== Exercise requirements ==
Print the whole listing exactly.

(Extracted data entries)
########################################

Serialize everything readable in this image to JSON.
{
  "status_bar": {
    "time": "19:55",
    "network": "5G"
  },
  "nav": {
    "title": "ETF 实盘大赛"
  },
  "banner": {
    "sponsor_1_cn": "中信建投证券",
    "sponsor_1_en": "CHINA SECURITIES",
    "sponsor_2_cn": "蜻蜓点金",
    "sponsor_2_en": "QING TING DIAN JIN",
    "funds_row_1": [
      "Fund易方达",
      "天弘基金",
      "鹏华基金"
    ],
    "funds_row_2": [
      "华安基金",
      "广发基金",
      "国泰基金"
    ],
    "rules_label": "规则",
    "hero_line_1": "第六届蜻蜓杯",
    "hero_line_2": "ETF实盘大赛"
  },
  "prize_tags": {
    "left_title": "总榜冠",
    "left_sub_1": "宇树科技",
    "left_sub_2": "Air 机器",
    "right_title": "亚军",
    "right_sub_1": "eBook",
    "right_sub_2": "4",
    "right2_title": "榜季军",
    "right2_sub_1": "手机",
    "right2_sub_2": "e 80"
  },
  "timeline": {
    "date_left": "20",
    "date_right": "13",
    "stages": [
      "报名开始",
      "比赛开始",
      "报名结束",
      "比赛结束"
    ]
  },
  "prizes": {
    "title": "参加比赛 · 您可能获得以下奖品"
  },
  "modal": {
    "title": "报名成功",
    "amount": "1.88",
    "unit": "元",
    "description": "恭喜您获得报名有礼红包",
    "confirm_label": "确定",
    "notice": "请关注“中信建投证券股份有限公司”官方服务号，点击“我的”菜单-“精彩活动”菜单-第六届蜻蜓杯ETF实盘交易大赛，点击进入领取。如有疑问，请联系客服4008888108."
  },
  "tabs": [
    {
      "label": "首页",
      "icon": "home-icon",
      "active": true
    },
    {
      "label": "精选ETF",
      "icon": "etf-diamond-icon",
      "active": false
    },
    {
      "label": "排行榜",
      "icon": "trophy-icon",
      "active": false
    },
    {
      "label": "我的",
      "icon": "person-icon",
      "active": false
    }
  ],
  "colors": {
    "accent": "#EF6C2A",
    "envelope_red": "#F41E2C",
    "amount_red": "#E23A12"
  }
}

########################################

== Right answer ==
Serialize everything readable in this image to JSON.
{
  "status_bar": {
    "time": "19:55",
    "network": "5G"
  },
  "nav": {
    "title": "ETF 实盘大赛"
  },
  "banner": {
    "sponsor_1_cn": "中信建投证券",
    "sponsor_1_en": "CHINA SECURITIES",
    "sponsor_2_cn": "蜻蜓点金",
    "sponsor_2_en": "QING TING DIAN JIN",
    "funds_row_1": [
      "Fund易方达",
      "天弘基金",
      "鹏华基金"
    ],
    "funds_row_2": [
      "华安基金",
      "广发基金",
      "国泰基金"
    ],
    "rules_label": "规则",
    "hero_line_1": "第六届蜻蜓杯",
    "hero_line_2": "ETF实盘大赛"
  },
  "prize_tags": {
    "left_title": "总榜冠",
    "left_sub_1": "宇树科技",
    "left_sub_2": "Air 机器",
    "right_title": "亚军",
    "right_sub_1": "eBook",
    "right_sub_2": "4",
    "right2_title": "榜季军",
    "right2_sub_1": "手机",
    "right2_sub_2": "e 80"
  },
  "timeline": {
    "date_left": "20",
    "date_right": "13",
    "stages": [
      "报名开始",
      "比赛开始",
      "报名结束",
      "比赛结束"
    ]
  },
  "prizes": {
    "title": "参加比赛 · 您可能获得以下奖品"
  },
  "modal": {
    "title": "报名成功",
    "amount": "1.88",
    "unit": "元",
    "description": "恭喜您获得报名有礼红包",
    "confirm_label": "确定",
    "notice": "请关注“中信建投证券股份有限公司”官方服务号，点击“我的”菜单-“精彩活动”菜单-第六届蜻蜓杯ETF实盘交易大赛，点击进入领取。如有疑问，请联系客服4008888108."
  },
  "tabs": [
    {
      "label": "首页",
      "icon": "home-icon",
      "active": true
    },
    {
      "label": "精选ETF",
      "icon": "etf-diamond-icon",
      "active": false
    },
    {
      "label": "排行榜",
      "icon": "trophy-icon",
      "active": false
    },
    {
      "label": "我的",
      "icon": "person-icon",
      "active": false
    }
  ],
  "colors": {
    "accent": "#EF6C2A",
    "envelope_red": "#F41E2C",
    "amount_red": "#E23A12"
  }
}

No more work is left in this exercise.